=== EXERCISE ===
Retype all of the data below exactly, line for line, and leave the pictures out of your copy.

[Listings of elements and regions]
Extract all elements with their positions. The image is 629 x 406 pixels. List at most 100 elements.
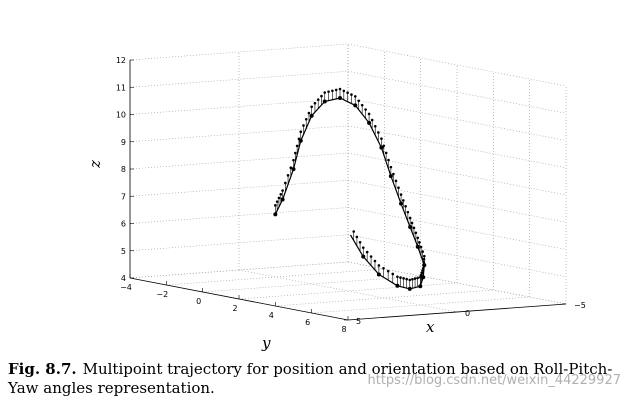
grid-line bbox=[347, 125, 567, 169]
frame-marker bbox=[370, 118, 374, 122]
grid-line bbox=[129, 261, 349, 279]
frame-marker bbox=[399, 193, 403, 196]
frame-marker bbox=[408, 278, 412, 282]
trajectory-point bbox=[395, 283, 400, 288]
grid-line bbox=[311, 296, 530, 314]
frame-marker bbox=[402, 199, 405, 202]
y-tick-label: 8 bbox=[341, 325, 346, 334]
frame-marker bbox=[399, 276, 402, 279]
frame-marker bbox=[331, 89, 334, 93]
frame-marker bbox=[327, 90, 330, 93]
trajectory-point bbox=[338, 96, 343, 101]
frame-marker bbox=[307, 111, 311, 115]
grid-line bbox=[129, 125, 349, 143]
grid-line bbox=[129, 152, 349, 170]
trajectory-point bbox=[421, 275, 426, 280]
frame-marker bbox=[313, 101, 317, 105]
frame-marker bbox=[295, 144, 299, 148]
trajectory-point bbox=[422, 263, 427, 268]
trajectory-point bbox=[388, 174, 393, 179]
frame-marker bbox=[416, 236, 420, 240]
frame-marker bbox=[377, 264, 381, 267]
frame-marker bbox=[320, 94, 323, 98]
frame-marker bbox=[384, 151, 388, 155]
grid-line bbox=[238, 269, 458, 313]
trajectory-point bbox=[407, 286, 412, 291]
grid-line bbox=[166, 268, 385, 286]
frame-marker bbox=[421, 266, 425, 270]
frame-marker bbox=[419, 245, 423, 249]
frame-marker bbox=[404, 204, 407, 208]
frame-marker bbox=[387, 158, 390, 162]
frame-marker bbox=[357, 99, 361, 103]
grid-line bbox=[129, 179, 349, 197]
frame-marker bbox=[338, 87, 342, 91]
z-tick-label: 4 bbox=[121, 274, 126, 283]
frame-marker bbox=[274, 204, 277, 207]
trajectory-3d-chart: 4 5 6 7 8 9 10 11 12 −4 −2 0 2 4 6 8 5 0 −5 z y x bbox=[86, 43, 586, 352]
z-tick-label: 7 bbox=[121, 192, 126, 201]
frame-marker bbox=[419, 273, 423, 277]
frame-marker bbox=[316, 98, 320, 101]
frame-marker bbox=[352, 230, 356, 233]
x-tick-label: −5 bbox=[574, 301, 586, 310]
watermark: https://blog.csdn.net/weixin_44229927 bbox=[367, 373, 621, 388]
frame-marker bbox=[413, 277, 417, 280]
caption-text: Multipoint trajectory for position and o… bbox=[8, 360, 613, 397]
grid-line bbox=[347, 98, 567, 141]
grid-line bbox=[129, 43, 349, 61]
frame-marker bbox=[323, 91, 327, 94]
y-axis-ticks: −4 −2 0 2 4 6 8 bbox=[120, 274, 349, 334]
frame-marker bbox=[418, 241, 421, 244]
frame-marker bbox=[377, 131, 380, 134]
grid-line bbox=[129, 98, 349, 115]
frame-marker bbox=[353, 95, 357, 98]
trajectory-point bbox=[367, 120, 372, 125]
z-tick-label: 12 bbox=[116, 56, 126, 65]
z-tick-label: 9 bbox=[121, 138, 126, 147]
trajectory-point bbox=[273, 212, 278, 217]
frame-marker bbox=[279, 192, 283, 196]
trajectory-point bbox=[361, 254, 366, 259]
frame-marker bbox=[382, 144, 386, 148]
frame-marker bbox=[411, 277, 414, 281]
frame-marker bbox=[358, 240, 362, 244]
y-tick-label: −4 bbox=[120, 283, 132, 292]
frame-marker bbox=[277, 196, 281, 200]
z-axis-label: z bbox=[86, 160, 104, 169]
frame-marker bbox=[402, 277, 405, 280]
x-axis-label: x bbox=[426, 318, 435, 336]
frame-marker bbox=[422, 260, 426, 264]
y-tick-label: −2 bbox=[156, 290, 168, 299]
frame-marker bbox=[416, 276, 419, 280]
chart-grid bbox=[129, 43, 567, 321]
frame-marker bbox=[281, 189, 284, 192]
frame-marker bbox=[420, 271, 424, 275]
grid-line bbox=[347, 70, 567, 114]
y-tick-label: 6 bbox=[305, 318, 310, 327]
frame-marker bbox=[410, 221, 414, 225]
grid-line bbox=[347, 261, 567, 305]
trajectory-point bbox=[280, 197, 285, 202]
y-tick-label: 4 bbox=[269, 311, 274, 320]
y-tick-label: 0 bbox=[196, 297, 201, 306]
trajectory-point bbox=[309, 113, 314, 118]
frame-marker bbox=[397, 186, 400, 190]
frame-marker bbox=[289, 166, 293, 170]
frame-marker bbox=[346, 91, 349, 95]
frame-marker bbox=[299, 130, 303, 134]
trajectory-series bbox=[273, 87, 427, 291]
y-axis-label: y bbox=[261, 334, 271, 352]
frame-marker bbox=[369, 255, 373, 258]
grid-line bbox=[238, 282, 458, 300]
trajectory-point bbox=[353, 103, 358, 108]
grid-line bbox=[129, 234, 349, 252]
frame-marker bbox=[419, 275, 422, 279]
z-tick-label: 6 bbox=[121, 220, 126, 229]
figure-caption: Fig. 8.7. Multipoint trajectory for posit… bbox=[8, 360, 620, 398]
frame-marker bbox=[361, 246, 365, 249]
frame-marker bbox=[392, 172, 395, 176]
frame-marker bbox=[405, 277, 408, 281]
frame-marker bbox=[342, 89, 346, 93]
trajectory-point bbox=[408, 224, 413, 229]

=== FINISHED ANSWER ===
Extract all elements with their positions. The image is 629 x 406 pixels. List at most 100 elements.
grid-line bbox=[347, 125, 567, 169]
frame-marker bbox=[370, 118, 374, 122]
grid-line bbox=[129, 261, 349, 279]
frame-marker bbox=[399, 193, 403, 196]
frame-marker bbox=[408, 278, 412, 282]
trajectory-point bbox=[395, 283, 400, 288]
grid-line bbox=[311, 296, 530, 314]
frame-marker bbox=[402, 199, 405, 202]
y-tick-label: 8 bbox=[341, 325, 346, 334]
frame-marker bbox=[399, 276, 402, 279]
frame-marker bbox=[331, 89, 334, 93]
frame-marker bbox=[327, 90, 330, 93]
trajectory-point bbox=[338, 96, 343, 101]
frame-marker bbox=[307, 111, 311, 115]
grid-line bbox=[129, 125, 349, 143]
grid-line bbox=[129, 152, 349, 170]
trajectory-point bbox=[421, 275, 426, 280]
frame-marker bbox=[313, 101, 317, 105]
frame-marker bbox=[295, 144, 299, 148]
trajectory-point bbox=[422, 263, 427, 268]
trajectory-point bbox=[388, 174, 393, 179]
frame-marker bbox=[416, 236, 420, 240]
frame-marker bbox=[377, 264, 381, 267]
frame-marker bbox=[320, 94, 323, 98]
frame-marker bbox=[384, 151, 388, 155]
grid-line bbox=[238, 269, 458, 313]
trajectory-point bbox=[407, 286, 412, 291]
grid-line bbox=[166, 268, 385, 286]
frame-marker bbox=[421, 266, 425, 270]
frame-marker bbox=[419, 245, 423, 249]
frame-marker bbox=[404, 204, 407, 208]
frame-marker bbox=[387, 158, 390, 162]
frame-marker bbox=[357, 99, 361, 103]
grid-line bbox=[129, 179, 349, 197]
frame-marker bbox=[338, 87, 342, 91]
z-tick-label: 4 bbox=[121, 274, 126, 283]
frame-marker bbox=[274, 204, 277, 207]
trajectory-3d-chart: 4 5 6 7 8 9 10 11 12 −4 −2 0 2 4 6 8 5 0 −5 z y x bbox=[86, 43, 586, 352]
z-tick-label: 7 bbox=[121, 192, 126, 201]
frame-marker bbox=[419, 273, 423, 277]
frame-marker bbox=[316, 98, 320, 101]
frame-marker bbox=[352, 230, 356, 233]
x-tick-label: −5 bbox=[574, 301, 586, 310]
watermark: https://blog.csdn.net/weixin_44229927 bbox=[367, 373, 621, 388]
frame-marker bbox=[413, 277, 417, 280]
caption-text: Multipoint trajectory for position and o… bbox=[8, 360, 613, 397]
grid-line bbox=[347, 98, 567, 141]
grid-line bbox=[129, 43, 349, 61]
frame-marker bbox=[323, 91, 327, 94]
y-axis-ticks: −4 −2 0 2 4 6 8 bbox=[120, 274, 349, 334]
frame-marker bbox=[418, 241, 421, 244]
frame-marker bbox=[377, 131, 380, 134]
grid-line bbox=[129, 98, 349, 115]
frame-marker bbox=[353, 95, 357, 98]
trajectory-point bbox=[367, 120, 372, 125]
z-tick-label: 12 bbox=[116, 56, 126, 65]
z-tick-label: 9 bbox=[121, 138, 126, 147]
trajectory-point bbox=[273, 212, 278, 217]
frame-marker bbox=[279, 192, 283, 196]
trajectory-point bbox=[361, 254, 366, 259]
frame-marker bbox=[382, 144, 386, 148]
frame-marker bbox=[411, 277, 414, 281]
frame-marker bbox=[358, 240, 362, 244]
y-tick-label: −4 bbox=[120, 283, 132, 292]
frame-marker bbox=[277, 196, 281, 200]
z-axis-label: z bbox=[86, 160, 104, 169]
frame-marker bbox=[402, 277, 405, 280]
x-axis-label: x bbox=[426, 318, 435, 336]
frame-marker bbox=[422, 260, 426, 264]
y-tick-label: −2 bbox=[156, 290, 168, 299]
frame-marker bbox=[416, 276, 419, 280]
chart-grid bbox=[129, 43, 567, 321]
frame-marker bbox=[281, 189, 284, 192]
frame-marker bbox=[420, 271, 424, 275]
grid-line bbox=[347, 70, 567, 114]
y-tick-label: 6 bbox=[305, 318, 310, 327]
frame-marker bbox=[410, 221, 414, 225]
grid-line bbox=[347, 261, 567, 305]
trajectory-point bbox=[280, 197, 285, 202]
y-tick-label: 4 bbox=[269, 311, 274, 320]
y-tick-label: 0 bbox=[196, 297, 201, 306]
trajectory-point bbox=[309, 113, 314, 118]
frame-marker bbox=[397, 186, 400, 190]
frame-marker bbox=[289, 166, 293, 170]
frame-marker bbox=[346, 91, 349, 95]
frame-marker bbox=[299, 130, 303, 134]
trajectory-series bbox=[273, 87, 427, 291]
y-axis-label: y bbox=[261, 334, 271, 352]
frame-marker bbox=[369, 255, 373, 258]
grid-line bbox=[238, 282, 458, 300]
trajectory-point bbox=[353, 103, 358, 108]
grid-line bbox=[129, 234, 349, 252]
frame-marker bbox=[419, 275, 422, 279]
z-tick-label: 6 bbox=[121, 220, 126, 229]
figure-caption: Fig. 8.7. Multipoint trajectory for posit… bbox=[8, 360, 620, 398]
frame-marker bbox=[361, 246, 365, 249]
frame-marker bbox=[392, 172, 395, 176]
frame-marker bbox=[405, 277, 408, 281]
frame-marker bbox=[342, 89, 346, 93]
trajectory-point bbox=[408, 224, 413, 229]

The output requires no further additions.